[Stated goal] Check every line below for the word "value" and copy each one that has it.

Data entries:

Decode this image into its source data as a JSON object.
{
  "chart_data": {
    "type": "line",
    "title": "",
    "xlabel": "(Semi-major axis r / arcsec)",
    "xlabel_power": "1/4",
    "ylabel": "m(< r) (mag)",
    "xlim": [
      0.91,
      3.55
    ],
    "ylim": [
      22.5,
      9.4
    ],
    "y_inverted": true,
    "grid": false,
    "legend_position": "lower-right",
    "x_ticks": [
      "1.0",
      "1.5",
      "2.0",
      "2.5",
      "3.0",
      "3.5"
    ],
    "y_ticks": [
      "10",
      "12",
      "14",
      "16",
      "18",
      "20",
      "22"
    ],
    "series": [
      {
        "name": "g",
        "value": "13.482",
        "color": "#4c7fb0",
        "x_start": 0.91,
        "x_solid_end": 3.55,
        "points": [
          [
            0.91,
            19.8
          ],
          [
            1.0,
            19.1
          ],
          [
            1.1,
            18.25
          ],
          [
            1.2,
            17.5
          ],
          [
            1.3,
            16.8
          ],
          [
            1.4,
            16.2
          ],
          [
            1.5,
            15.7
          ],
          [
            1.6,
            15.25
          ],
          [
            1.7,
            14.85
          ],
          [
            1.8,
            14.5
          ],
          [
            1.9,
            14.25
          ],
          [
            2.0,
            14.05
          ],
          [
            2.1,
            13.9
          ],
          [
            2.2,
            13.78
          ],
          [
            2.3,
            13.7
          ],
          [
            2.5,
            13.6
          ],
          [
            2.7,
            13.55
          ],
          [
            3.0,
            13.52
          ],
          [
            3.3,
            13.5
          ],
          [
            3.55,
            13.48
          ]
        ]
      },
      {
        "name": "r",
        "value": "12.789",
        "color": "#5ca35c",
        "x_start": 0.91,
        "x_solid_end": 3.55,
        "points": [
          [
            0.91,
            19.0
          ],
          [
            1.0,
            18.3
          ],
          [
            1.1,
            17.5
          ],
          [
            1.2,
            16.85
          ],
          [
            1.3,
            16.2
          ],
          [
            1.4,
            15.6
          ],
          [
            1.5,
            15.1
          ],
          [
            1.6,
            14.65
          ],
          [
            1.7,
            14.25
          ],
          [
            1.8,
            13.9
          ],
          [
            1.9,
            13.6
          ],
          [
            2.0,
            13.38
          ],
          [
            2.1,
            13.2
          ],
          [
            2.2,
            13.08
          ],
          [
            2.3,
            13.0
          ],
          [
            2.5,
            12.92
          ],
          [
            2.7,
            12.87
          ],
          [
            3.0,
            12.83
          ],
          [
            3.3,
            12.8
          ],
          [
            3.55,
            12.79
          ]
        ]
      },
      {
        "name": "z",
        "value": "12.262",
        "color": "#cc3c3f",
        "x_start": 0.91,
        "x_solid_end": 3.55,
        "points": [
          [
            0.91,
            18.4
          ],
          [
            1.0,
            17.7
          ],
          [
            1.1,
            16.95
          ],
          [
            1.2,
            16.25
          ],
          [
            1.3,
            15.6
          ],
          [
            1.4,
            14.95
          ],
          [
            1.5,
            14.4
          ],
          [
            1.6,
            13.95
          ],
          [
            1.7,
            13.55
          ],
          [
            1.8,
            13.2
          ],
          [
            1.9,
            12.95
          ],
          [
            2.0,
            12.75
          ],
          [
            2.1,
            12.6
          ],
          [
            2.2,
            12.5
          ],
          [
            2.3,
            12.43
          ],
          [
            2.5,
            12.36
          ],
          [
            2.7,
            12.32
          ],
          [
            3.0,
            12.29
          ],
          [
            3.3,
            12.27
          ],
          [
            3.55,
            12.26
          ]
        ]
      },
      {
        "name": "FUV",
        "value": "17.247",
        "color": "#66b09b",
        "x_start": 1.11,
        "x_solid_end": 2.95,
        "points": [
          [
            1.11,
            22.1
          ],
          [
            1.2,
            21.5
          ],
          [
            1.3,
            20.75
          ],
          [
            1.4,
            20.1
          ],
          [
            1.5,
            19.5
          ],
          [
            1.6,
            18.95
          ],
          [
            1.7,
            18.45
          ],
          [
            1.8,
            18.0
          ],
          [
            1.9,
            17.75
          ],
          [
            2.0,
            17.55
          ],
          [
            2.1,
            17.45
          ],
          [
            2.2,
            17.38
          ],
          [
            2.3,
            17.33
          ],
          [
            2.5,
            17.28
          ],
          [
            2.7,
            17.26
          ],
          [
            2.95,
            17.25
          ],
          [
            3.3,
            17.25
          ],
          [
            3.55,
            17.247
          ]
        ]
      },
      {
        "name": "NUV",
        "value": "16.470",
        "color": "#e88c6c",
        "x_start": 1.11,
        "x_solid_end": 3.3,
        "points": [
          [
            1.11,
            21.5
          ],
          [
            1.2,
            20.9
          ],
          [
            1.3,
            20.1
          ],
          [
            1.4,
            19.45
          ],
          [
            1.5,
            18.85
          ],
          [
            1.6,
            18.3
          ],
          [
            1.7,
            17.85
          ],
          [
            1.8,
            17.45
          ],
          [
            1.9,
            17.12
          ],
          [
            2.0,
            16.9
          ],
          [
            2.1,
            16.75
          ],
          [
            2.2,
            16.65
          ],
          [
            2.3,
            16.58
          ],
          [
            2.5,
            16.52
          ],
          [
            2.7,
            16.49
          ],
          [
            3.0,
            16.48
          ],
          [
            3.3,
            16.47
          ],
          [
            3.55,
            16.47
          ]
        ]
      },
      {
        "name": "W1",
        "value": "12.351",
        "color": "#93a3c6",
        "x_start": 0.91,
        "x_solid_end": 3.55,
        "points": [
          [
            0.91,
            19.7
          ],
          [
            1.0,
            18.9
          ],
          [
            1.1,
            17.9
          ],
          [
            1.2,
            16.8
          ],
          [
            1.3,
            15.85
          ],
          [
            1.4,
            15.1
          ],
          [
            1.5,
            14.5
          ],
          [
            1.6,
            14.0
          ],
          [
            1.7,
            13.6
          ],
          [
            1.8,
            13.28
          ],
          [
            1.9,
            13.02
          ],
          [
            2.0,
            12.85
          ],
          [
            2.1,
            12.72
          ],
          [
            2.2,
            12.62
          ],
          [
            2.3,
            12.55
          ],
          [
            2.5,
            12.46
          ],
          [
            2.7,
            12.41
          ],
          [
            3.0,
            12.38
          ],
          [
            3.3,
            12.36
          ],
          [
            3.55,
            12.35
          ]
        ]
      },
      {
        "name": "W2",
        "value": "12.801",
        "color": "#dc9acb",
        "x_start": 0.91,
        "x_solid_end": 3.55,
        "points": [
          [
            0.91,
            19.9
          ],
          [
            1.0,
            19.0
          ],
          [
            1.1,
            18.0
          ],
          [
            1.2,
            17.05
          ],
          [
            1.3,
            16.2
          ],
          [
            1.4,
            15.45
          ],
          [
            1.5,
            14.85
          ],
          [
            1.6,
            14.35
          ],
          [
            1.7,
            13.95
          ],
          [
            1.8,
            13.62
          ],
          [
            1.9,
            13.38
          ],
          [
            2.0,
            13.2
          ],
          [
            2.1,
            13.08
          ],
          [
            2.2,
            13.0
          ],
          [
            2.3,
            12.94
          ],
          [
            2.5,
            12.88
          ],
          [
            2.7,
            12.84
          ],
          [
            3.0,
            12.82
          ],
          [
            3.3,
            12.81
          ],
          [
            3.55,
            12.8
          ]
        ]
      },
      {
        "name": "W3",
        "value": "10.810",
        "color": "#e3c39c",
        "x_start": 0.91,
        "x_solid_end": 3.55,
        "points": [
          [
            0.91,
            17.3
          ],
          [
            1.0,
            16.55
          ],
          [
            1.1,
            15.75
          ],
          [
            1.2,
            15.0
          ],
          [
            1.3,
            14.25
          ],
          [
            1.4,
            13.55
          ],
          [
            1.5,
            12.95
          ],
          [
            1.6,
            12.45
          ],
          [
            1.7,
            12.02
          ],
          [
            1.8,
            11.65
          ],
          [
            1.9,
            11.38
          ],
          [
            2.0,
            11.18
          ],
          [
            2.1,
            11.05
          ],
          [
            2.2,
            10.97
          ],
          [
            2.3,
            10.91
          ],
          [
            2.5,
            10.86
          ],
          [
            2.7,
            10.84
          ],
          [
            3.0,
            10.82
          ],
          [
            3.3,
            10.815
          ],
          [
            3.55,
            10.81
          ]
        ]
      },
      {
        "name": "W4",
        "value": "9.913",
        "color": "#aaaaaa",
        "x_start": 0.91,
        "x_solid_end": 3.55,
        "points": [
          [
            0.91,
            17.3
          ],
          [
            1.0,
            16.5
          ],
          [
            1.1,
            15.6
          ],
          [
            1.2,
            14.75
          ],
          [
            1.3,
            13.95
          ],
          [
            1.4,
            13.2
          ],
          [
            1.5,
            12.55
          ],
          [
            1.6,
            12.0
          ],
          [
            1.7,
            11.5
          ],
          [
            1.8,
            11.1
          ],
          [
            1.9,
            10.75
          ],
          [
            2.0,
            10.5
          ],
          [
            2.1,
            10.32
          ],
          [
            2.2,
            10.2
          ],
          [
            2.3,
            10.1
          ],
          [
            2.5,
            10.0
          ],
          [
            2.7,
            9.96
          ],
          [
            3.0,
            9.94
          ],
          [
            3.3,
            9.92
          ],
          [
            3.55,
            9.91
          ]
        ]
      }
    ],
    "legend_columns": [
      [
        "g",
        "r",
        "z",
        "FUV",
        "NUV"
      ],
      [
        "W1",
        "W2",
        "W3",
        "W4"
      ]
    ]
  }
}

[Exercise response]
        "value": "13.482",
        "value": "12.789",
        "value": "12.262",
        "value": "17.247",
        "value": "16.470",
        "value": "12.351",
        "value": "12.801",
        "value": "10.810",
        "value": "9.913",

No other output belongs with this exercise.